■ ARTIGO ■

Podemos apontar mais exemplos de descrições e interpretações geográficas sobre o relevo que recorrem a conceitos simples (no nível de processamento cognitivo) e que se socorrem do Mapa enquanto instrumento de representação espacial, como por exemplo: “Planícies alentejanas … extensas e com raros percursos de água” (Sascha) – uma descrição e interpretação geográfica que implicou a organização e análise da informação geográfica de forma localizada.

Ainda na categorização dos conceitos simples, encontrámos os que mobilizam processos cognitivos como a análise, o contraste, a distinção e a síntese, com as seguintes descrições e interpretações geográficas: “a maior elevação de Portugal chamada Elbrus” (Catarina); “na parte interior há mais montanhas do que no litoral, na parte litoral há mais planícies” (Agatha), assim como a utilização dos conceitos elevação, como os de “altura”, “Portugal Continental”, “Península Ibérica” e “Pico da Estrela”.

■ INSTRUÇÕES DO EXERCÍCIO ■
Resuma em duas frases o artigo sobre as descrições geográficas do relevo. Os registos constituem material independente do artigo.

■ CONJUNTO DE REGISTOS ■
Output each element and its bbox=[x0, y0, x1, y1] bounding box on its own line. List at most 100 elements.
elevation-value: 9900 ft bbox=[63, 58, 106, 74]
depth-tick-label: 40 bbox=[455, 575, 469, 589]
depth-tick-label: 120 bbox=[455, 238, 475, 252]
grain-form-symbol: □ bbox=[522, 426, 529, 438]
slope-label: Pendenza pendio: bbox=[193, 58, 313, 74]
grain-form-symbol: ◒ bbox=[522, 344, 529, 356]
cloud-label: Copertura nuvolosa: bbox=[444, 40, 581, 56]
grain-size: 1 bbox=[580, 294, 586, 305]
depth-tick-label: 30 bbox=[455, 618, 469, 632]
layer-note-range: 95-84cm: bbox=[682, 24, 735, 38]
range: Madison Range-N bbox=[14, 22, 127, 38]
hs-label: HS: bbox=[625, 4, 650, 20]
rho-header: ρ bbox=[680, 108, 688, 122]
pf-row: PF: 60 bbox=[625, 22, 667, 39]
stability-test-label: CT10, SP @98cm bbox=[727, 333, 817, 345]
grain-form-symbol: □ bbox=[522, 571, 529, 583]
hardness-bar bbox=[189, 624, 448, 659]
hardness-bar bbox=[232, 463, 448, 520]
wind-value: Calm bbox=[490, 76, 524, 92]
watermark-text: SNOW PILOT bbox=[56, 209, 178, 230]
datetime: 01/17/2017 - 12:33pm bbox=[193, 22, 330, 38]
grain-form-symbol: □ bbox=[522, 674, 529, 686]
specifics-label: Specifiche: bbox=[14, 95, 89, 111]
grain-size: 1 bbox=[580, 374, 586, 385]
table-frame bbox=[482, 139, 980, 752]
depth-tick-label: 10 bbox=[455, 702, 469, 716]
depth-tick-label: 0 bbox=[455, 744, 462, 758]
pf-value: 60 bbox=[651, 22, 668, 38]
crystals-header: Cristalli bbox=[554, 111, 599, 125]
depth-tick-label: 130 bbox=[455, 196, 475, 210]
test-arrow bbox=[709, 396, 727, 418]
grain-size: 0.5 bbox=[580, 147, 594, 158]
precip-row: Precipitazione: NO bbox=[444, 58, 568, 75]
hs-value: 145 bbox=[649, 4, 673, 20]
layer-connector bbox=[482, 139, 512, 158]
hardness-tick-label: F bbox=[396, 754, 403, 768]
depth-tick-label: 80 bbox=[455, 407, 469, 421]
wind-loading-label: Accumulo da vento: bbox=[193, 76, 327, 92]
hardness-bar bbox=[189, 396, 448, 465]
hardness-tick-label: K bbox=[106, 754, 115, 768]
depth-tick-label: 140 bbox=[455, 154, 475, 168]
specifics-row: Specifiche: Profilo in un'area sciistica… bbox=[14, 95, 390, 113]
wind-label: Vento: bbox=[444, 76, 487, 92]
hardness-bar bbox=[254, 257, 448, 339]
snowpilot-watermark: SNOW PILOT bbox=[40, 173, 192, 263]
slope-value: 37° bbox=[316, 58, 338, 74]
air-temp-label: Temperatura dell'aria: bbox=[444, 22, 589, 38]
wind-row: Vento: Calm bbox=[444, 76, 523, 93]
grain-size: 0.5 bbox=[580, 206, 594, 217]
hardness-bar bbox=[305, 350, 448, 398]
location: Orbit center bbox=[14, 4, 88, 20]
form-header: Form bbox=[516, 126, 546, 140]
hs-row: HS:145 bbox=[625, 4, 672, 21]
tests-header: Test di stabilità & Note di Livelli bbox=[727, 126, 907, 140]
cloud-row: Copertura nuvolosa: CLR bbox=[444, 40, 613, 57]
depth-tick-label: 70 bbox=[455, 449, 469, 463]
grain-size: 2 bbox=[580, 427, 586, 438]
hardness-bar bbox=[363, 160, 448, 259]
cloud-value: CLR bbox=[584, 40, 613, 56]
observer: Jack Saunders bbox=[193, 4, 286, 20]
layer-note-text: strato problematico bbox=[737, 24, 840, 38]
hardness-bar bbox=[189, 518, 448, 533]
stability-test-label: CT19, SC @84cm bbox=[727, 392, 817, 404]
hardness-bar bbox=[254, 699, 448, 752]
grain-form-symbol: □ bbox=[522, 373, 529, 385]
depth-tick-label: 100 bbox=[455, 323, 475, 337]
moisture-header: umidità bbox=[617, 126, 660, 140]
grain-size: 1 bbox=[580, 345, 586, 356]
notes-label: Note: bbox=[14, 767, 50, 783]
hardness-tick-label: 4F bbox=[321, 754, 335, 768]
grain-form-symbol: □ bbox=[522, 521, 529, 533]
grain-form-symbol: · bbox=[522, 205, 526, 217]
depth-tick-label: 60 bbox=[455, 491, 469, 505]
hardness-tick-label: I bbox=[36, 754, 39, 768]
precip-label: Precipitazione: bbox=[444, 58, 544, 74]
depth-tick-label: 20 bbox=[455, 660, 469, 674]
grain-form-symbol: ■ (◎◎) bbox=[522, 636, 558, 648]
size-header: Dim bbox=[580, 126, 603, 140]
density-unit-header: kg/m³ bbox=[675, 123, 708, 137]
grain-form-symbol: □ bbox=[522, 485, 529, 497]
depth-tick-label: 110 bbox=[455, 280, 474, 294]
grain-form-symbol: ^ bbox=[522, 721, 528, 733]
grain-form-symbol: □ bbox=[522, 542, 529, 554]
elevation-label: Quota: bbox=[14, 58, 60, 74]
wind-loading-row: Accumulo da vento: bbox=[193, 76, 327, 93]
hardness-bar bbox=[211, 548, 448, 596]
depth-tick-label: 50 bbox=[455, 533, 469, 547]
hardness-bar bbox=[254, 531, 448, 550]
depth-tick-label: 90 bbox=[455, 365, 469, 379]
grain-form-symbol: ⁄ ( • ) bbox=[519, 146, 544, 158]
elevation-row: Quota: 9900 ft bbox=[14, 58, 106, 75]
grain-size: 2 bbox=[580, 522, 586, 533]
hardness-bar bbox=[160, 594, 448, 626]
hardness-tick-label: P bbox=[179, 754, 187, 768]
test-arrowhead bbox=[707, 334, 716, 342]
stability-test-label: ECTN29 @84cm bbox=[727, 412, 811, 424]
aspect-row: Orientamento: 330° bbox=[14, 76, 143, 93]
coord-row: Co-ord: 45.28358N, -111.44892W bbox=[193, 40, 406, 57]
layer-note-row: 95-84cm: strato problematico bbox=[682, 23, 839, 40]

■ RESOLUÇÃO ■
O artigo apresenta exemplos de descrições e interpretações geográficas do relevo que recorrem a conceitos simples e se servem do mapa como instrumento de representação espacial, como a caracterização das planícies alentejanas como extensas e com raros percursos de água. Entre os conceitos simples, identifica ainda os que mobilizam processos cognitivos como a análise, o contraste, a distinção e a síntese, por exemplo a observação de que há mais montanhas no interior e mais planícies no litoral.